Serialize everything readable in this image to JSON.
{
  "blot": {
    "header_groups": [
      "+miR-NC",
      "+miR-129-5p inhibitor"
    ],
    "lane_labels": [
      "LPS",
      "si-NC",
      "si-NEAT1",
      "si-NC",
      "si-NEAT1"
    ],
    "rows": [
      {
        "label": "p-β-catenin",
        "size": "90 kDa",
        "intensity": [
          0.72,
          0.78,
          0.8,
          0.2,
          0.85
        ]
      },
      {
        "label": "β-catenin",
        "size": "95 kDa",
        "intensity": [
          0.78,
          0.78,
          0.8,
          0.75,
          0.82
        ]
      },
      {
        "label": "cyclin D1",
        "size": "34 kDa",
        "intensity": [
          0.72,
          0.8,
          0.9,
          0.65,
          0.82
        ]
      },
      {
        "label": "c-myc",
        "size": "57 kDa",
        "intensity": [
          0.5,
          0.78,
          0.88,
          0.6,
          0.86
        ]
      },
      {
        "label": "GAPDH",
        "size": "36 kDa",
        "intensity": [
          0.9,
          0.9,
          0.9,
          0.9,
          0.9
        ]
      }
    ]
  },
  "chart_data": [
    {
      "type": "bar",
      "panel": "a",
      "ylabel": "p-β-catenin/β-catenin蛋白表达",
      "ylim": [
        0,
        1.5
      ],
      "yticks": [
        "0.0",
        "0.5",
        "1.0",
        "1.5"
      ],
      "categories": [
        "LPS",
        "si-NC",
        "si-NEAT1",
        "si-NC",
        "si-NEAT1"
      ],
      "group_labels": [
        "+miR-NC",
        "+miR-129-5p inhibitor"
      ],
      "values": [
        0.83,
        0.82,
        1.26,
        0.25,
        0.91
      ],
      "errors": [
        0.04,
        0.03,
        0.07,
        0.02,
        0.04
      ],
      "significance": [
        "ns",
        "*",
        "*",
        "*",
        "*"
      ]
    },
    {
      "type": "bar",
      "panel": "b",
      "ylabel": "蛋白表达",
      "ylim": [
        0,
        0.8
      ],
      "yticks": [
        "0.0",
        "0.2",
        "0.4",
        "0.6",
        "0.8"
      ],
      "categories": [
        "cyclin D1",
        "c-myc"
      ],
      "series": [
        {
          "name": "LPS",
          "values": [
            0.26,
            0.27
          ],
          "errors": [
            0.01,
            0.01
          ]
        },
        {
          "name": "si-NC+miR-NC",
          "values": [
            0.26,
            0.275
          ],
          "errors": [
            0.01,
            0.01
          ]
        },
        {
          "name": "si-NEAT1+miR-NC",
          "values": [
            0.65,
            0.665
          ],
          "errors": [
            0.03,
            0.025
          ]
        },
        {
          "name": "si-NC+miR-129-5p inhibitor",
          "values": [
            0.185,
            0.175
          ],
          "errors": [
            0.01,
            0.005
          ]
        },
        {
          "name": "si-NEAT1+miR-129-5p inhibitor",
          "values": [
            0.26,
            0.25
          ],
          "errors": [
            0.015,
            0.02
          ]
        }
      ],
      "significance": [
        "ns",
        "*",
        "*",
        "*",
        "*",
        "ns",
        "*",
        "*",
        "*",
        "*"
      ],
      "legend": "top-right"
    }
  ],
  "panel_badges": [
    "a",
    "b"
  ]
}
========================
WHAT IS NEEDED
Output all preceding records character for character.

RESULT OF THIS TASK
Serialize everything readable in this image to JSON.
{
  "blot": {
    "header_groups": [
      "+miR-NC",
      "+miR-129-5p inhibitor"
    ],
    "lane_labels": [
      "LPS",
      "si-NC",
      "si-NEAT1",
      "si-NC",
      "si-NEAT1"
    ],
    "rows": [
      {
        "label": "p-β-catenin",
        "size": "90 kDa",
        "intensity": [
          0.72,
          0.78,
          0.8,
          0.2,
          0.85
        ]
      },
      {
        "label": "β-catenin",
        "size": "95 kDa",
        "intensity": [
          0.78,
          0.78,
          0.8,
          0.75,
          0.82
        ]
      },
      {
        "label": "cyclin D1",
        "size": "34 kDa",
        "intensity": [
          0.72,
          0.8,
          0.9,
          0.65,
          0.82
        ]
      },
      {
        "label": "c-myc",
        "size": "57 kDa",
        "intensity": [
          0.5,
          0.78,
          0.88,
          0.6,
          0.86
        ]
      },
      {
        "label": "GAPDH",
        "size": "36 kDa",
        "intensity": [
          0.9,
          0.9,
          0.9,
          0.9,
          0.9
        ]
      }
    ]
  },
  "chart_data": [
    {
      "type": "bar",
      "panel": "a",
      "ylabel": "p-β-catenin/β-catenin蛋白表达",
      "ylim": [
        0,
        1.5
      ],
      "yticks": [
        "0.0",
        "0.5",
        "1.0",
        "1.5"
      ],
      "categories": [
        "LPS",
        "si-NC",
        "si-NEAT1",
        "si-NC",
        "si-NEAT1"
      ],
      "group_labels": [
        "+miR-NC",
        "+miR-129-5p inhibitor"
      ],
      "values": [
        0.83,
        0.82,
        1.26,
        0.25,
        0.91
      ],
      "errors": [
        0.04,
        0.03,
        0.07,
        0.02,
        0.04
      ],
      "significance": [
        "ns",
        "*",
        "*",
        "*",
        "*"
      ]
    },
    {
      "type": "bar",
      "panel": "b",
      "ylabel": "蛋白表达",
      "ylim": [
        0,
        0.8
      ],
      "yticks": [
        "0.0",
        "0.2",
        "0.4",
        "0.6",
        "0.8"
      ],
      "categories": [
        "cyclin D1",
        "c-myc"
      ],
      "series": [
        {
          "name": "LPS",
          "values": [
            0.26,
            0.27
          ],
          "errors": [
            0.01,
            0.01
          ]
        },
        {
          "name": "si-NC+miR-NC",
          "values": [
            0.26,
            0.275
          ],
          "errors": [
            0.01,
            0.01
          ]
        },
        {
          "name": "si-NEAT1+miR-NC",
          "values": [
            0.65,
            0.665
          ],
          "errors": [
            0.03,
            0.025
          ]
        },
        {
          "name": "si-NC+miR-129-5p inhibitor",
          "values": [
            0.185,
            0.175
          ],
          "errors": [
            0.01,
            0.005
          ]
        },
        {
          "name": "si-NEAT1+miR-129-5p inhibitor",
          "values": [
            0.26,
            0.25
          ],
          "errors": [
            0.015,
            0.02
          ]
        }
      ],
      "significance": [
        "ns",
        "*",
        "*",
        "*",
        "*",
        "ns",
        "*",
        "*",
        "*",
        "*"
      ],
      "legend": "top-right"
    }
  ],
  "panel_badges": [
    "a",
    "b"
  ]
}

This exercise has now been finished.